- _Stated problem a_
Quote the stretch of the Palatine Insurance case summary from "Action by J." through "brings error. Affirmed.".

+++

Palatine Ins. Co. v. Whitfield
| Decision Date | 24 March 1917 |
| Citation | Palatine Ins. Co. v. Whitfield, 73 Fla. 716, 74 So. 869 (Fla. 1917) |
| Parties | PALATINE INS. CO. v. WHITFIELD. |
| Court | Florida Supreme Court |
Error to Circuit Court, Jackson County; Cephas L. Wilson, Judge.
Action by J. M. Whitfield against the Palatine Insurance Company. Verdict and judgement for plaintiff, motion for new trial denied, and defendant brings error. Affirmed.
Additional Syllabus by Editorial Staff.
Syllabus by the Court
Where the record shows that at the time of filing the bill of exceptions the plaintiff in error filed his complete assignment of errors, and both appear in the transcript of the record, it must be assumed, in the absence of an affirmative showing to the contrary, that an assignment of errors was presented to the judge with the bill of exceptions.
As the court should refuse to settle a bill of exceptions when no assignment of errors is presented therewith, it must be assumed, in the absence of an affirmative showing to the contrary, that an assignment of errors was presented to the judge with the bill of exceptions.

+++

- _Stated problem b_
Please print the stretch of the listing from its first line through the line containing "x-tick-label: Verhältnis Kaufpreis", both ends included.

+++

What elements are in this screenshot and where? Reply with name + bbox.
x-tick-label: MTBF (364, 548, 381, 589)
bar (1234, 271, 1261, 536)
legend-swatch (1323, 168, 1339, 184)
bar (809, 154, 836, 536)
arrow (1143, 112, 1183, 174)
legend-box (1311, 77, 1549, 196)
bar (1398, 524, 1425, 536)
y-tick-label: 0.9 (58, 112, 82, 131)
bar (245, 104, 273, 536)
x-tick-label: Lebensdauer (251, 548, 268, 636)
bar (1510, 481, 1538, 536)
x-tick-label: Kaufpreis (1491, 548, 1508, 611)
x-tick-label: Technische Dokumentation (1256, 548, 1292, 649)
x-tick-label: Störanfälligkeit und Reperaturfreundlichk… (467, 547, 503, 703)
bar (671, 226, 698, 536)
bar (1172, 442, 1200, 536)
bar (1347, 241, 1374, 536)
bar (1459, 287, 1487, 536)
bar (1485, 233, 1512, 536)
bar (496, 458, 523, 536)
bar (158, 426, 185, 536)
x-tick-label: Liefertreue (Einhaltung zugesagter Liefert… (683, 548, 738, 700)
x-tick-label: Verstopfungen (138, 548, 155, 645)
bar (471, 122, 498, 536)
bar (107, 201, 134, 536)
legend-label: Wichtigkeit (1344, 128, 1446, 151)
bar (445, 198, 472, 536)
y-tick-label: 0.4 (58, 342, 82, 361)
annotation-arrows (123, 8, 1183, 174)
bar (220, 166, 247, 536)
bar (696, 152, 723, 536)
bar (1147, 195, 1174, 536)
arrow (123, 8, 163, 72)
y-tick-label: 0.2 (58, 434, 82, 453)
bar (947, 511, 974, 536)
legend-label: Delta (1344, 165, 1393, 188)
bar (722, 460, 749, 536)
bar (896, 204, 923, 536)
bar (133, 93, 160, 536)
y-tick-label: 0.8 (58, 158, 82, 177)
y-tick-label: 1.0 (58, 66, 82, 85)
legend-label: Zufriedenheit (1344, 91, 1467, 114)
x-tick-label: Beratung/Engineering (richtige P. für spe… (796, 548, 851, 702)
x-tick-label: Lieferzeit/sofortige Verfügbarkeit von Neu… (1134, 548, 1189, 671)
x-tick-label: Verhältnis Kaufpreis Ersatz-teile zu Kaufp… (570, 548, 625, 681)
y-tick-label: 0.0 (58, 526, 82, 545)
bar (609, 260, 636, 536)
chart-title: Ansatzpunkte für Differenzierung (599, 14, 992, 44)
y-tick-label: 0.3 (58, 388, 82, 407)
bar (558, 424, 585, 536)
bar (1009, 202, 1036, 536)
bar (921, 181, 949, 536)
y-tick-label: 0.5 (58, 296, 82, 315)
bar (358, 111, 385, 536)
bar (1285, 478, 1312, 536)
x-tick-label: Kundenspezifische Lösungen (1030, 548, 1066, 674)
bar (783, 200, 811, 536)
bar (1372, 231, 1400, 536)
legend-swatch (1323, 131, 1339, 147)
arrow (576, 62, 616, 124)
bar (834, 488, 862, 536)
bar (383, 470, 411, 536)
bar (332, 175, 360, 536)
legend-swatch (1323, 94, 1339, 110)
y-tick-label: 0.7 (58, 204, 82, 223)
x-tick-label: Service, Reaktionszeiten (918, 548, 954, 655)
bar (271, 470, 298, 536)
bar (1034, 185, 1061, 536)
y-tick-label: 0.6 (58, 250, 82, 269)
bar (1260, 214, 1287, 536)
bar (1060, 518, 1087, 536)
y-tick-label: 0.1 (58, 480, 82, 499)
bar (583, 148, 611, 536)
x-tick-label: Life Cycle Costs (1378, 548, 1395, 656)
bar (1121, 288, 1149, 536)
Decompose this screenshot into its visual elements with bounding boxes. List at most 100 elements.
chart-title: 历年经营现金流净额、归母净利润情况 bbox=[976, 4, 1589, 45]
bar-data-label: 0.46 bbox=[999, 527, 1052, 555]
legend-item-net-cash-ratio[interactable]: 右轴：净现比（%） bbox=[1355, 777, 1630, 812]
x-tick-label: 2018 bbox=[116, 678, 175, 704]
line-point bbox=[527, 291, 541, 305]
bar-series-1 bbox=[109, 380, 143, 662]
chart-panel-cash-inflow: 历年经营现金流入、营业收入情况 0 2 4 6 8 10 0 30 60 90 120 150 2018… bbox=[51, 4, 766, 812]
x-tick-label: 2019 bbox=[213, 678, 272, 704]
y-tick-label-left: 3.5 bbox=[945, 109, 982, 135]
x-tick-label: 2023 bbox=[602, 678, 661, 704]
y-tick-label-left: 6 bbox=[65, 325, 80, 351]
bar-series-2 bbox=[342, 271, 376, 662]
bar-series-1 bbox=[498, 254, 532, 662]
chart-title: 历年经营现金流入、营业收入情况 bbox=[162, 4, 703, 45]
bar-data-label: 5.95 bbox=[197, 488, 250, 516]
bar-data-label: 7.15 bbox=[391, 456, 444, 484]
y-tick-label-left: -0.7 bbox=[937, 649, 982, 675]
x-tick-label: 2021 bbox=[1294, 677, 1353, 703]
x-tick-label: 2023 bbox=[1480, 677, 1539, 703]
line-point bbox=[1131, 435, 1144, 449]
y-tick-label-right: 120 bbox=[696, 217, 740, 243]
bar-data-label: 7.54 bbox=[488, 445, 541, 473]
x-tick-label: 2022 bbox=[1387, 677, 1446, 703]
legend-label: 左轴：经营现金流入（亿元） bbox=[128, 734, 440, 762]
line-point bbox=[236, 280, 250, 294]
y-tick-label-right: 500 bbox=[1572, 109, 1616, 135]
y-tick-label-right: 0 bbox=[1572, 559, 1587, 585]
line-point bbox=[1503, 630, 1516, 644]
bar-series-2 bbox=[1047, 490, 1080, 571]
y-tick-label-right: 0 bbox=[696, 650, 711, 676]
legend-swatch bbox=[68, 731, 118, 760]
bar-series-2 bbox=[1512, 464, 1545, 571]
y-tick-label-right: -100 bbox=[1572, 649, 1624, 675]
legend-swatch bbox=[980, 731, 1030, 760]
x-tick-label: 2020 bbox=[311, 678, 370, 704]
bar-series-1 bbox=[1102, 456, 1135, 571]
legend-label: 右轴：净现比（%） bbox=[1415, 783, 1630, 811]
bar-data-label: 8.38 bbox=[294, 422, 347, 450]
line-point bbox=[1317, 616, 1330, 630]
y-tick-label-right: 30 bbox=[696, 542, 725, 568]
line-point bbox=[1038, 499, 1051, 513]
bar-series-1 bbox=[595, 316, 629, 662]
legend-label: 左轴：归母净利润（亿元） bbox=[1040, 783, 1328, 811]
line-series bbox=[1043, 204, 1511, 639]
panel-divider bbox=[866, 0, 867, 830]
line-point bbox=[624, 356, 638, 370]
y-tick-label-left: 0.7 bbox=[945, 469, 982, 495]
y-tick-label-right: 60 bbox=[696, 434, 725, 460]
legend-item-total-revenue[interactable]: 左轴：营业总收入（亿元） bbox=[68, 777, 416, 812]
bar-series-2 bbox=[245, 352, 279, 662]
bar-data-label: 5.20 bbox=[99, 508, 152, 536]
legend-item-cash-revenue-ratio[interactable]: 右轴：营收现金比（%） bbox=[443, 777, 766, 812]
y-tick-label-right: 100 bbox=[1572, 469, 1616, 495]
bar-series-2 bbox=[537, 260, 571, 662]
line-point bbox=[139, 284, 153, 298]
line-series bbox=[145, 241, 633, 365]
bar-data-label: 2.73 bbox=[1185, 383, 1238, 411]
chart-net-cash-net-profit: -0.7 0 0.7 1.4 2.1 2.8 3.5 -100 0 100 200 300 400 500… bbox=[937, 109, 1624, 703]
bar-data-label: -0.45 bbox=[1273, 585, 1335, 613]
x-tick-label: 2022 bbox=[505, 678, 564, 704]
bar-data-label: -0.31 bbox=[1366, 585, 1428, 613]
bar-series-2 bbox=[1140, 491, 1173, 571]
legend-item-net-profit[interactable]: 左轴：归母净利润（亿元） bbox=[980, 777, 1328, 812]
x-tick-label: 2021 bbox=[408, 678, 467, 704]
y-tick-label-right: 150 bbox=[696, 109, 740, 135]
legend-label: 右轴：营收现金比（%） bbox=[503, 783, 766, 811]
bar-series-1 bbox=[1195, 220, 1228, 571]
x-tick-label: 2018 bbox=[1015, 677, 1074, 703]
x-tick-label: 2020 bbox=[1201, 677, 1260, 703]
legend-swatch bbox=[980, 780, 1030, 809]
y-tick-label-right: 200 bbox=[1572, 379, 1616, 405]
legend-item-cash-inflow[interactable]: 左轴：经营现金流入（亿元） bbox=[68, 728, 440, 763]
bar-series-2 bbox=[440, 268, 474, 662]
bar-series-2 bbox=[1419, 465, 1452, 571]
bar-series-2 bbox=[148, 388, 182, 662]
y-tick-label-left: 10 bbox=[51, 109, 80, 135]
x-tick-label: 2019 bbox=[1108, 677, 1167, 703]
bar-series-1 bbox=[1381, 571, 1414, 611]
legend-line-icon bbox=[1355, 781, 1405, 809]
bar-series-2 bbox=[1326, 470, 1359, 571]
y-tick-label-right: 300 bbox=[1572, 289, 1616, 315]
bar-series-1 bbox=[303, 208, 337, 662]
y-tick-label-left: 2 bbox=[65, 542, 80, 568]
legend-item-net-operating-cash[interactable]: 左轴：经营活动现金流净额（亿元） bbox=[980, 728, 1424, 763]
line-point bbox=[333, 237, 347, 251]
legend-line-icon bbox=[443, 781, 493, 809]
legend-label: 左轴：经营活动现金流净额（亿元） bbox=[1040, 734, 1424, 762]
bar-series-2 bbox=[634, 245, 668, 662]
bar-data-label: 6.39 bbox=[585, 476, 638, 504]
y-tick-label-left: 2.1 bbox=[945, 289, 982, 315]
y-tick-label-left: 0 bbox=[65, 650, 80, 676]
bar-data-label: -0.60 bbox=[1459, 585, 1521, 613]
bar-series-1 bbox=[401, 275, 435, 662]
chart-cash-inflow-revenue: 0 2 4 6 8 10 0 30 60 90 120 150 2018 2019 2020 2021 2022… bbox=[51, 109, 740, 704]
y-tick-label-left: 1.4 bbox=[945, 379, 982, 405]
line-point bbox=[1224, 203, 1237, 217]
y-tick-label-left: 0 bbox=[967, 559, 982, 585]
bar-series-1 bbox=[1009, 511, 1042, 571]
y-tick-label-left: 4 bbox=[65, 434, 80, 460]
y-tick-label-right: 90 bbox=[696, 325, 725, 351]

+++

- _Output a_
Action by J. M. Whitfield against the Palatine Insurance Company. Verdict and judgement for plaintiff, motion for new trial denied, and defendant brings error. Affirmed.

- _Output b_
What elements are in this screenshot and where? Reply with name + bbox.
x-tick-label: MTBF (364, 548, 381, 589)
bar (1234, 271, 1261, 536)
legend-swatch (1323, 168, 1339, 184)
bar (809, 154, 836, 536)
arrow (1143, 112, 1183, 174)
legend-box (1311, 77, 1549, 196)
bar (1398, 524, 1425, 536)
y-tick-label: 0.9 (58, 112, 82, 131)
bar (245, 104, 273, 536)
x-tick-label: Lebensdauer (251, 548, 268, 636)
bar (1510, 481, 1538, 536)
x-tick-label: Kaufpreis (1491, 548, 1508, 611)
x-tick-label: Technische Dokumentation (1256, 548, 1292, 649)
x-tick-label: Störanfälligkeit und Reperaturfreundlichk… (467, 547, 503, 703)
bar (671, 226, 698, 536)
bar (1172, 442, 1200, 536)
bar (1347, 241, 1374, 536)
bar (1459, 287, 1487, 536)
bar (1485, 233, 1512, 536)
bar (496, 458, 523, 536)
bar (158, 426, 185, 536)
x-tick-label: Liefertreue (Einhaltung zugesagter Liefert… (683, 548, 738, 700)
x-tick-label: Verstopfungen (138, 548, 155, 645)
bar (471, 122, 498, 536)
bar (107, 201, 134, 536)
legend-label: Wichtigkeit (1344, 128, 1446, 151)
bar (445, 198, 472, 536)
y-tick-label: 0.4 (58, 342, 82, 361)
annotation-arrows (123, 8, 1183, 174)
bar (220, 166, 247, 536)
bar (696, 152, 723, 536)
bar (1147, 195, 1174, 536)
arrow (123, 8, 163, 72)
y-tick-label: 0.2 (58, 434, 82, 453)
bar (947, 511, 974, 536)
legend-label: Delta (1344, 165, 1393, 188)
bar (722, 460, 749, 536)
bar (896, 204, 923, 536)
bar (133, 93, 160, 536)
y-tick-label: 0.8 (58, 158, 82, 177)
y-tick-label: 1.0 (58, 66, 82, 85)
legend-label: Zufriedenheit (1344, 91, 1467, 114)
x-tick-label: Beratung/Engineering (richtige P. für spe… (796, 548, 851, 702)
x-tick-label: Lieferzeit/sofortige Verfügbarkeit von Neu… (1134, 548, 1189, 671)
x-tick-label: Verhältnis Kaufpreis Ersatz-teile zu Kaufp… (570, 548, 625, 681)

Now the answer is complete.